→ Task instructions
Return the complete listing that follows, with each line reproduced exactly.

───── Provided data ─────

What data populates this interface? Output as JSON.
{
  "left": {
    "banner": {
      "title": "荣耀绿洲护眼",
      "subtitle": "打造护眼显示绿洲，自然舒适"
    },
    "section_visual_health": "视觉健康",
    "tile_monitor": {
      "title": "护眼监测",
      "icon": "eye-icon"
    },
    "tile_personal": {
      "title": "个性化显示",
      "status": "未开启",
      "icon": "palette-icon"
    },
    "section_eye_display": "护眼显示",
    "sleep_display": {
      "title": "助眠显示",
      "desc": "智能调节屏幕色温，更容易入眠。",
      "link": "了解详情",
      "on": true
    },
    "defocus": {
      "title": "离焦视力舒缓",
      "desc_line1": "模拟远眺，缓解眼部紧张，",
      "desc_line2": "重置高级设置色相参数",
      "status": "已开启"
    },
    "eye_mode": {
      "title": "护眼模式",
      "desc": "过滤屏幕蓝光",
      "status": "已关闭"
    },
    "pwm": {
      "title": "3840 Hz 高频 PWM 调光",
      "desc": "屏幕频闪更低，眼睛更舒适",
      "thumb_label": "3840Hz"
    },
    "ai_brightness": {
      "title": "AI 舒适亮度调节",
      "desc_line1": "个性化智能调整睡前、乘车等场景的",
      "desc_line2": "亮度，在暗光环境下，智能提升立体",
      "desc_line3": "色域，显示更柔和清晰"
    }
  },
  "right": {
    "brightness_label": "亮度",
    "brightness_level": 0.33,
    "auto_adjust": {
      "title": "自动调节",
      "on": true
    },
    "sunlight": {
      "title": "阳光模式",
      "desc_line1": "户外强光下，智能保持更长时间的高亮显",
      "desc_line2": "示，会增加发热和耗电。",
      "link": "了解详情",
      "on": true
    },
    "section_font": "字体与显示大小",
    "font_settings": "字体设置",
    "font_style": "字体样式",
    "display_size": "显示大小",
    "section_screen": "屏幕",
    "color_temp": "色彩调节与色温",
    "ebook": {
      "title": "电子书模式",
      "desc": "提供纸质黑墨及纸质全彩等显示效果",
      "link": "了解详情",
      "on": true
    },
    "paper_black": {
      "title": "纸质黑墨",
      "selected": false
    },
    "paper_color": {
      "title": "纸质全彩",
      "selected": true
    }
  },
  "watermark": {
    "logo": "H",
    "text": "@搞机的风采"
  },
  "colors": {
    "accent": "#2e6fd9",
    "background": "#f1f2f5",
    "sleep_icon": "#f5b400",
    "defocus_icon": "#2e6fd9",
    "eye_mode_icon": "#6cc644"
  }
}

─────

→ Answer for the task
What data populates this interface? Output as JSON.
{
  "left": {
    "banner": {
      "title": "荣耀绿洲护眼",
      "subtitle": "打造护眼显示绿洲，自然舒适"
    },
    "section_visual_health": "视觉健康",
    "tile_monitor": {
      "title": "护眼监测",
      "icon": "eye-icon"
    },
    "tile_personal": {
      "title": "个性化显示",
      "status": "未开启",
      "icon": "palette-icon"
    },
    "section_eye_display": "护眼显示",
    "sleep_display": {
      "title": "助眠显示",
      "desc": "智能调节屏幕色温，更容易入眠。",
      "link": "了解详情",
      "on": true
    },
    "defocus": {
      "title": "离焦视力舒缓",
      "desc_line1": "模拟远眺，缓解眼部紧张，",
      "desc_line2": "重置高级设置色相参数",
      "status": "已开启"
    },
    "eye_mode": {
      "title": "护眼模式",
      "desc": "过滤屏幕蓝光",
      "status": "已关闭"
    },
    "pwm": {
      "title": "3840 Hz 高频 PWM 调光",
      "desc": "屏幕频闪更低，眼睛更舒适",
      "thumb_label": "3840Hz"
    },
    "ai_brightness": {
      "title": "AI 舒适亮度调节",
      "desc_line1": "个性化智能调整睡前、乘车等场景的",
      "desc_line2": "亮度，在暗光环境下，智能提升立体",
      "desc_line3": "色域，显示更柔和清晰"
    }
  },
  "right": {
    "brightness_label": "亮度",
    "brightness_level": 0.33,
    "auto_adjust": {
      "title": "自动调节",
      "on": true
    },
    "sunlight": {
      "title": "阳光模式",
      "desc_line1": "户外强光下，智能保持更长时间的高亮显",
      "desc_line2": "示，会增加发热和耗电。",
      "link": "了解详情",
      "on": true
    },
    "section_font": "字体与显示大小",
    "font_settings": "字体设置",
    "font_style": "字体样式",
    "display_size": "显示大小",
    "section_screen": "屏幕",
    "color_temp": "色彩调节与色温",
    "ebook": {
      "title": "电子书模式",
      "desc": "提供纸质黑墨及纸质全彩等显示效果",
      "link": "了解详情",
      "on": true
    },
    "paper_black": {
      "title": "纸质黑墨",
      "selected": false
    },
    "paper_color": {
      "title": "纸质全彩",
      "selected": true
    }
  },
  "watermark": {
    "logo": "H",
    "text": "@搞机的风采"
  },
  "colors": {
    "accent": "#2e6fd9",
    "background": "#f1f2f5",
    "sleep_icon": "#f5b400",
    "defocus_icon": "#2e6fd9",
    "eye_mode_icon": "#6cc644"
  }
}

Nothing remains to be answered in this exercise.